◆ **Objective**
Counting only lines that hold "commerce", give the total and nothing more.

◆ **Entries provided**

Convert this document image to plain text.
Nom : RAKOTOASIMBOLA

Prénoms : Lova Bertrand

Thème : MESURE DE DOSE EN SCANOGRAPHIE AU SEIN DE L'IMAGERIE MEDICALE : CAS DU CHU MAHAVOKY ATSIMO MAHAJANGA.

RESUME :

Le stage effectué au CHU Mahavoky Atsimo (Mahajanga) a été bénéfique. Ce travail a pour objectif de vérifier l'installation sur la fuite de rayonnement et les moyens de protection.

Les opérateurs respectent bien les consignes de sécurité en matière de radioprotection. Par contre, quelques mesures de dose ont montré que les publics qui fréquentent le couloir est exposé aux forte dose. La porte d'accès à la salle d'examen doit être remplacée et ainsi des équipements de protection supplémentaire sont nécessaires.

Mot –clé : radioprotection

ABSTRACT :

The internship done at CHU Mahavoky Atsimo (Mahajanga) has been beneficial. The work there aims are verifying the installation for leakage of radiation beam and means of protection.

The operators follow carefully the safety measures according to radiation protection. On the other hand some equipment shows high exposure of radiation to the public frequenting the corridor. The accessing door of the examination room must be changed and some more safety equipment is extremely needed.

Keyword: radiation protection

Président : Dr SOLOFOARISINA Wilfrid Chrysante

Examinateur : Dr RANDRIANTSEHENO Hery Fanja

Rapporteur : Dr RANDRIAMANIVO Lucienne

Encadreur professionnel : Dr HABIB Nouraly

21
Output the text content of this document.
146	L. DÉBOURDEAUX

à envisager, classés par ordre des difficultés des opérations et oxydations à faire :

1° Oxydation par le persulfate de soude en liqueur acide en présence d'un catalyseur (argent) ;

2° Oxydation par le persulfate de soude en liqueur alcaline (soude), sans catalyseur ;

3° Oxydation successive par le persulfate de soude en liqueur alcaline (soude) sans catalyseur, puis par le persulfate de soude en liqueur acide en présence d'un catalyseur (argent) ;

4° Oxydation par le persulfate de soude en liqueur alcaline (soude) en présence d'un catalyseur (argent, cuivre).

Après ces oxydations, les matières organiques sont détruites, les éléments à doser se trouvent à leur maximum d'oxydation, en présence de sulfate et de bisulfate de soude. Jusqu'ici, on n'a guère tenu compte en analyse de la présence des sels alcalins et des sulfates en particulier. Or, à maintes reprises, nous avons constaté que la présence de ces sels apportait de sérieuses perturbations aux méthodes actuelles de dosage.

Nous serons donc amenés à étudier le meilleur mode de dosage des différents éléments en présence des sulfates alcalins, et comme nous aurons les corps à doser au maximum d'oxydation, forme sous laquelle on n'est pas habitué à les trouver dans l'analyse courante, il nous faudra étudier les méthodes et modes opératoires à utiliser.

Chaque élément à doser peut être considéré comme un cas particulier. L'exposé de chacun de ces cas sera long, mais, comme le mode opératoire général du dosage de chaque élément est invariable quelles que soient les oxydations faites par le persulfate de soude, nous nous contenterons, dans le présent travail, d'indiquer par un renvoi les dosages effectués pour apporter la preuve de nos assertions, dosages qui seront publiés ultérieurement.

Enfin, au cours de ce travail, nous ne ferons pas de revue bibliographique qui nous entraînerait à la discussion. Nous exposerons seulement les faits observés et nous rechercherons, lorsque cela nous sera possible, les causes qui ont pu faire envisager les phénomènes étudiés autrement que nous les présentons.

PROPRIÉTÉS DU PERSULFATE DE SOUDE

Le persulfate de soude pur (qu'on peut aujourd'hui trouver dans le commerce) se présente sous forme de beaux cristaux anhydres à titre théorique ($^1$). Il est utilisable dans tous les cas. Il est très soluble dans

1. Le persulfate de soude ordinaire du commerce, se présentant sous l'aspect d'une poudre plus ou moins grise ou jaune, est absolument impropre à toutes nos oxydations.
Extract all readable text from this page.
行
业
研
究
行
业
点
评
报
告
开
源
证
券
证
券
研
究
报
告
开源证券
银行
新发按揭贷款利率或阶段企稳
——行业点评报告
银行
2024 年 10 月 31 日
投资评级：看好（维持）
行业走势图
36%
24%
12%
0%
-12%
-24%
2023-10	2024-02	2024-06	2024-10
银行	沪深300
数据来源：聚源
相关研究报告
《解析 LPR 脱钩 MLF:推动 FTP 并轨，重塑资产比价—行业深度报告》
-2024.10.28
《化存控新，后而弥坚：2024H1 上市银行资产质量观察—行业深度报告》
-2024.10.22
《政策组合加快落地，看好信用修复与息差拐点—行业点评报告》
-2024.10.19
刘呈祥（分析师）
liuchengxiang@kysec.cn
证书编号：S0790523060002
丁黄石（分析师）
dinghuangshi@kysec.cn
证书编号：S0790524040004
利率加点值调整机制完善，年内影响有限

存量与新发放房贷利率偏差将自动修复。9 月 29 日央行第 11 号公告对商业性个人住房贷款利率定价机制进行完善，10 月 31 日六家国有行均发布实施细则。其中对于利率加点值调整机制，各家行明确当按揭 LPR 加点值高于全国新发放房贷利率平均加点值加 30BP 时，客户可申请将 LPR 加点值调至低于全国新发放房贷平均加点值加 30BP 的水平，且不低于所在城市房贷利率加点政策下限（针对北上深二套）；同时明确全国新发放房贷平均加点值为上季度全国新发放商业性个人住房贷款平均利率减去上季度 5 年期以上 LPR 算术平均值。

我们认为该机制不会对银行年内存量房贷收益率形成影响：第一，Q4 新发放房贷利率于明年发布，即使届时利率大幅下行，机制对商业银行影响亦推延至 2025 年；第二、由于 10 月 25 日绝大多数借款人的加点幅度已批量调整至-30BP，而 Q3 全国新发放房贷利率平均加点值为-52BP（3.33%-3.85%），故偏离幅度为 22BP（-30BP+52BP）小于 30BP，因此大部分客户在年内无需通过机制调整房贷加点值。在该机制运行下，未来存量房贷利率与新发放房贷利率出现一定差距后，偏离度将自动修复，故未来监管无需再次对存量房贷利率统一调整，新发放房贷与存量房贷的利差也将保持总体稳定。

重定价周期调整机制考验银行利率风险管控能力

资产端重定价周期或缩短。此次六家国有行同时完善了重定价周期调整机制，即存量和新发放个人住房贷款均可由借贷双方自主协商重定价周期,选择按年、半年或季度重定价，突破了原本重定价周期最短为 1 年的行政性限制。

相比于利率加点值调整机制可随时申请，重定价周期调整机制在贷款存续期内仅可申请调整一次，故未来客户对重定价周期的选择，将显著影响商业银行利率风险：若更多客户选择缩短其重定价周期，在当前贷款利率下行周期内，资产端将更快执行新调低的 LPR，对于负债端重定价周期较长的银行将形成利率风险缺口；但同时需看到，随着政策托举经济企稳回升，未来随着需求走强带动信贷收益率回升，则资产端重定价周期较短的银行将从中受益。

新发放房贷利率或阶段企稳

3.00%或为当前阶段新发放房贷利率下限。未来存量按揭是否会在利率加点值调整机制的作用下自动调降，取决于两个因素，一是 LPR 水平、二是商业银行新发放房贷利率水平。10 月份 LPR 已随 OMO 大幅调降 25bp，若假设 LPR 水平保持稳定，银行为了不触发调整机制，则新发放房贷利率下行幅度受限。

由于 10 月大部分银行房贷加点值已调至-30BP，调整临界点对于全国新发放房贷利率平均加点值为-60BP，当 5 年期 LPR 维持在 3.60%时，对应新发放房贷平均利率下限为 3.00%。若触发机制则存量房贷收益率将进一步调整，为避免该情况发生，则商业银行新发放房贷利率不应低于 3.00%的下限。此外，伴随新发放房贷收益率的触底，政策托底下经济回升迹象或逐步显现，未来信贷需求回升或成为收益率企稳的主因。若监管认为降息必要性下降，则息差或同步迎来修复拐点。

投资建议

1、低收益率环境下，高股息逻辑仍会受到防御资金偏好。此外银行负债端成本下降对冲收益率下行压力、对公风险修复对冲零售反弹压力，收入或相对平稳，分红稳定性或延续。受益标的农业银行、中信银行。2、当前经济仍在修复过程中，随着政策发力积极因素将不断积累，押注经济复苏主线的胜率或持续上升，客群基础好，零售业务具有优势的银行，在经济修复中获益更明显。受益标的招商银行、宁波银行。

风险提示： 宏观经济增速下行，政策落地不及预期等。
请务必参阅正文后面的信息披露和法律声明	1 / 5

◆ **Problem solution**
2